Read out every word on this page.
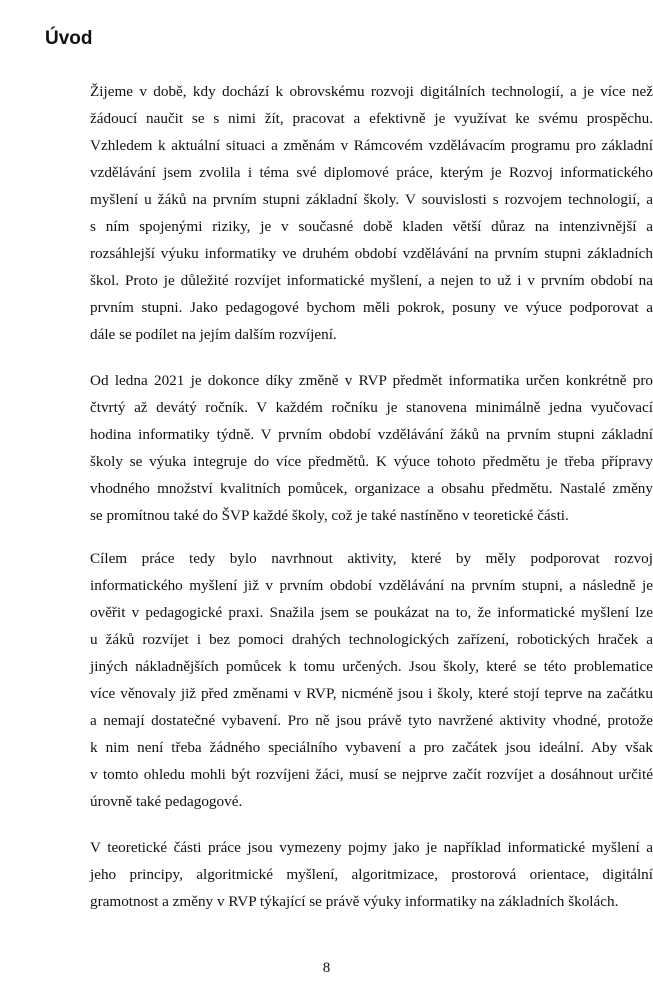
Úvod

Žijeme v době, kdy dochází k obrovskému rozvoji digitálních technologií, a je více než
žádoucí naučit se s nimi žít, pracovat a efektivně je využívat ke svému prospěchu.
Vzhledem k aktuální situaci a změnám v Rámcovém vzdělávacím programu pro základní
vzdělávání jsem zvolila i téma své diplomové práce, kterým je Rozvoj informatického
myšlení u žáků na prvním stupni základní školy. V souvislosti s rozvojem technologií, a
s ním spojenými riziky, je v současné době kladen větší důraz na intenzivnější a
rozsáhlejší výuku informatiky ve druhém období vzdělávání na prvním stupni základních
škol. Proto je důležité rozvíjet informatické myšlení, a nejen to už i v prvním období na
prvním stupni. Jako pedagogové bychom měli pokrok, posuny ve výuce podporovat a
dále se podílet na jejím dalším rozvíjení.

Od ledna 2021 je dokonce díky změně v RVP předmět informatika určen konkrétně pro
čtvrtý až devátý ročník. V každém ročníku je stanovena minimálně jedna vyučovací
hodina informatiky týdně. V prvním období vzdělávání žáků na prvním stupni základní
školy se výuka integruje do více předmětů. K výuce tohoto předmětu je třeba přípravy
vhodného množství kvalitních pomůcek, organizace a obsahu předmětu. Nastalé změny
se promítnou také do ŠVP každé školy, což je také nastíněno v teoretické části.

Cílem práce tedy bylo navrhnout aktivity, které by měly podporovat rozvoj
informatického myšlení již v prvním období vzdělávání na prvním stupni, a následně je
ověřit v pedagogické praxi. Snažila jsem se poukázat na to, že informatické myšlení lze
u žáků rozvíjet i bez pomoci drahých technologických zařízení, robotických hraček a
jiných nákladnějších pomůcek k tomu určených. Jsou školy, které se této problematice
více věnovaly již před změnami v RVP, nicméně jsou i školy, které stojí teprve na začátku
a nemají dostatečné vybavení. Pro ně jsou právě tyto navržené aktivity vhodné, protože
k nim není třeba žádného speciálního vybavení a pro začátek jsou ideální. Aby však
v tomto ohledu mohli být rozvíjeni žáci, musí se nejprve začít rozvíjet a dosáhnout určité
úrovně také pedagogové.

V teoretické části práce jsou vymezeny pojmy jako je například informatické myšlení a
jeho principy, algoritmické myšlení, algoritmizace, prostorová orientace, digitální
gramotnost a změny v RVP týkající se právě výuky informatiky na základních školách.

8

**REQUIRED TASK**
Without the pictures, return the entries exactly as they appear.

**ANSWER TO THE TASK**
Read out every word on this page.
Úvod

Žijeme v době, kdy dochází k obrovskému rozvoji digitálních technologií, a je více než
žádoucí naučit se s nimi žít, pracovat a efektivně je využívat ke svému prospěchu.
Vzhledem k aktuální situaci a změnám v Rámcovém vzdělávacím programu pro základní
vzdělávání jsem zvolila i téma své diplomové práce, kterým je Rozvoj informatického
myšlení u žáků na prvním stupni základní školy. V souvislosti s rozvojem technologií, a
s ním spojenými riziky, je v současné době kladen větší důraz na intenzivnější a
rozsáhlejší výuku informatiky ve druhém období vzdělávání na prvním stupni základních
škol. Proto je důležité rozvíjet informatické myšlení, a nejen to už i v prvním období na
prvním stupni. Jako pedagogové bychom měli pokrok, posuny ve výuce podporovat a
dále se podílet na jejím dalším rozvíjení.

Od ledna 2021 je dokonce díky změně v RVP předmět informatika určen konkrétně pro
čtvrtý až devátý ročník. V každém ročníku je stanovena minimálně jedna vyučovací
hodina informatiky týdně. V prvním období vzdělávání žáků na prvním stupni základní
školy se výuka integruje do více předmětů. K výuce tohoto předmětu je třeba přípravy
vhodného množství kvalitních pomůcek, organizace a obsahu předmětu. Nastalé změny
se promítnou také do ŠVP každé školy, což je také nastíněno v teoretické části.

Cílem práce tedy bylo navrhnout aktivity, které by měly podporovat rozvoj
informatického myšlení již v prvním období vzdělávání na prvním stupni, a následně je
ověřit v pedagogické praxi. Snažila jsem se poukázat na to, že informatické myšlení lze
u žáků rozvíjet i bez pomoci drahých technologických zařízení, robotických hraček a
jiných nákladnějších pomůcek k tomu určených. Jsou školy, které se této problematice
více věnovaly již před změnami v RVP, nicméně jsou i školy, které stojí teprve na začátku
a nemají dostatečné vybavení. Pro ně jsou právě tyto navržené aktivity vhodné, protože
k nim není třeba žádného speciálního vybavení a pro začátek jsou ideální. Aby však
v tomto ohledu mohli být rozvíjeni žáci, musí se nejprve začít rozvíjet a dosáhnout určité
úrovně také pedagogové.

V teoretické části práce jsou vymezeny pojmy jako je například informatické myšlení a
jeho principy, algoritmické myšlení, algoritmizace, prostorová orientace, digitální
gramotnost a změny v RVP týkající se právě výuky informatiky na základních školách.

8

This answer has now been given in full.